### Goal
Reproduce all of the data exactly.
= = = = = = =
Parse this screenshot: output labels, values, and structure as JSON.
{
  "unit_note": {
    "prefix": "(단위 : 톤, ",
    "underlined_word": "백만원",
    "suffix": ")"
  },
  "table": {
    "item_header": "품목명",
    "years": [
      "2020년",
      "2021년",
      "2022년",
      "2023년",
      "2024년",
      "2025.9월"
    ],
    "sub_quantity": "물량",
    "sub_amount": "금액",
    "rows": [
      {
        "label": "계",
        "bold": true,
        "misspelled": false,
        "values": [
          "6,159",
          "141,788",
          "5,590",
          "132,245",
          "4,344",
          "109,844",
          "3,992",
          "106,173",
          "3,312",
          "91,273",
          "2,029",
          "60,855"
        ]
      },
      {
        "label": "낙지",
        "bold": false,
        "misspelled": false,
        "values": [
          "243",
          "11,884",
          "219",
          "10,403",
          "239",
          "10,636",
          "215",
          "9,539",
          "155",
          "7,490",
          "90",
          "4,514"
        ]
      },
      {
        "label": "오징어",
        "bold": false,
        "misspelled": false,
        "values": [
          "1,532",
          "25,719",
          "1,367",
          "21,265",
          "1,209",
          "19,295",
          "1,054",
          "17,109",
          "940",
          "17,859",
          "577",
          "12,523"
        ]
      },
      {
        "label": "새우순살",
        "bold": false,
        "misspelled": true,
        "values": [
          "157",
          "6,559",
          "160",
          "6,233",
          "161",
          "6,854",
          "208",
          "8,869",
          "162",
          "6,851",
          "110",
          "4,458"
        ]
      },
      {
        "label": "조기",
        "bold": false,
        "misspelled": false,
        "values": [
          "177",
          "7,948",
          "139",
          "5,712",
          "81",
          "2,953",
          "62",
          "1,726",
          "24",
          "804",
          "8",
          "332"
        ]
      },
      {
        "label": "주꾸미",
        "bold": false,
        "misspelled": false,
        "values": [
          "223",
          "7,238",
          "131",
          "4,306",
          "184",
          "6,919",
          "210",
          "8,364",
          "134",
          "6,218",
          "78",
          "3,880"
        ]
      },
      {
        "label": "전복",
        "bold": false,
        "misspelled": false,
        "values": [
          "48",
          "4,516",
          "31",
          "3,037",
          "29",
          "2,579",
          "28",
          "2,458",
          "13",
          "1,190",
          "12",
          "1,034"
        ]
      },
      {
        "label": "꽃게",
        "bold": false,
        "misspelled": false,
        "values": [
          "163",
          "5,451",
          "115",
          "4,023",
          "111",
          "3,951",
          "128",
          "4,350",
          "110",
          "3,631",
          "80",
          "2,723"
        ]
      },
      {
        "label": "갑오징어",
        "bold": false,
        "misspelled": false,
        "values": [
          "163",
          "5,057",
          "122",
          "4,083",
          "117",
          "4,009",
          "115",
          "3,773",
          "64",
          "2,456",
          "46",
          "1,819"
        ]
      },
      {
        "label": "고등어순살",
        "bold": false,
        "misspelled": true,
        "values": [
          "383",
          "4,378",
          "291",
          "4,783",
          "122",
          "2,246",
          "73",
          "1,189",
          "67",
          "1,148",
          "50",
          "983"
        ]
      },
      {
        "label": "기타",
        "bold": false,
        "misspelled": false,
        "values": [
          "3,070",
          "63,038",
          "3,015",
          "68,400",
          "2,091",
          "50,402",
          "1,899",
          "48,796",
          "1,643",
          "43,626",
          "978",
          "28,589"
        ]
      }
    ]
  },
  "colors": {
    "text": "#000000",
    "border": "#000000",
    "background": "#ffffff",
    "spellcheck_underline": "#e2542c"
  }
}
= = = = = = =
### Correct result
Parse this screenshot: output labels, values, and structure as JSON.
{
  "unit_note": {
    "prefix": "(단위 : 톤, ",
    "underlined_word": "백만원",
    "suffix": ")"
  },
  "table": {
    "item_header": "품목명",
    "years": [
      "2020년",
      "2021년",
      "2022년",
      "2023년",
      "2024년",
      "2025.9월"
    ],
    "sub_quantity": "물량",
    "sub_amount": "금액",
    "rows": [
      {
        "label": "계",
        "bold": true,
        "misspelled": false,
        "values": [
          "6,159",
          "141,788",
          "5,590",
          "132,245",
          "4,344",
          "109,844",
          "3,992",
          "106,173",
          "3,312",
          "91,273",
          "2,029",
          "60,855"
        ]
      },
      {
        "label": "낙지",
        "bold": false,
        "misspelled": false,
        "values": [
          "243",
          "11,884",
          "219",
          "10,403",
          "239",
          "10,636",
          "215",
          "9,539",
          "155",
          "7,490",
          "90",
          "4,514"
        ]
      },
      {
        "label": "오징어",
        "bold": false,
        "misspelled": false,
        "values": [
          "1,532",
          "25,719",
          "1,367",
          "21,265",
          "1,209",
          "19,295",
          "1,054",
          "17,109",
          "940",
          "17,859",
          "577",
          "12,523"
        ]
      },
      {
        "label": "새우순살",
        "bold": false,
        "misspelled": true,
        "values": [
          "157",
          "6,559",
          "160",
          "6,233",
          "161",
          "6,854",
          "208",
          "8,869",
          "162",
          "6,851",
          "110",
          "4,458"
        ]
      },
      {
        "label": "조기",
        "bold": false,
        "misspelled": false,
        "values": [
          "177",
          "7,948",
          "139",
          "5,712",
          "81",
          "2,953",
          "62",
          "1,726",
          "24",
          "804",
          "8",
          "332"
        ]
      },
      {
        "label": "주꾸미",
        "bold": false,
        "misspelled": false,
        "values": [
          "223",
          "7,238",
          "131",
          "4,306",
          "184",
          "6,919",
          "210",
          "8,364",
          "134",
          "6,218",
          "78",
          "3,880"
        ]
      },
      {
        "label": "전복",
        "bold": false,
        "misspelled": false,
        "values": [
          "48",
          "4,516",
          "31",
          "3,037",
          "29",
          "2,579",
          "28",
          "2,458",
          "13",
          "1,190",
          "12",
          "1,034"
        ]
      },
      {
        "label": "꽃게",
        "bold": false,
        "misspelled": false,
        "values": [
          "163",
          "5,451",
          "115",
          "4,023",
          "111",
          "3,951",
          "128",
          "4,350",
          "110",
          "3,631",
          "80",
          "2,723"
        ]
      },
      {
        "label": "갑오징어",
        "bold": false,
        "misspelled": false,
        "values": [
          "163",
          "5,057",
          "122",
          "4,083",
          "117",
          "4,009",
          "115",
          "3,773",
          "64",
          "2,456",
          "46",
          "1,819"
        ]
      },
      {
        "label": "고등어순살",
        "bold": false,
        "misspelled": true,
        "values": [
          "383",
          "4,378",
          "291",
          "4,783",
          "122",
          "2,246",
          "73",
          "1,189",
          "67",
          "1,148",
          "50",
          "983"
        ]
      },
      {
        "label": "기타",
        "bold": false,
        "misspelled": false,
        "values": [
          "3,070",
          "63,038",
          "3,015",
          "68,400",
          "2,091",
          "50,402",
          "1,899",
          "48,796",
          "1,643",
          "43,626",
          "978",
          "28,589"
        ]
      }
    ]
  },
  "colors": {
    "text": "#000000",
    "border": "#000000",
    "background": "#ffffff",
    "spellcheck_underline": "#e2542c"
  }
}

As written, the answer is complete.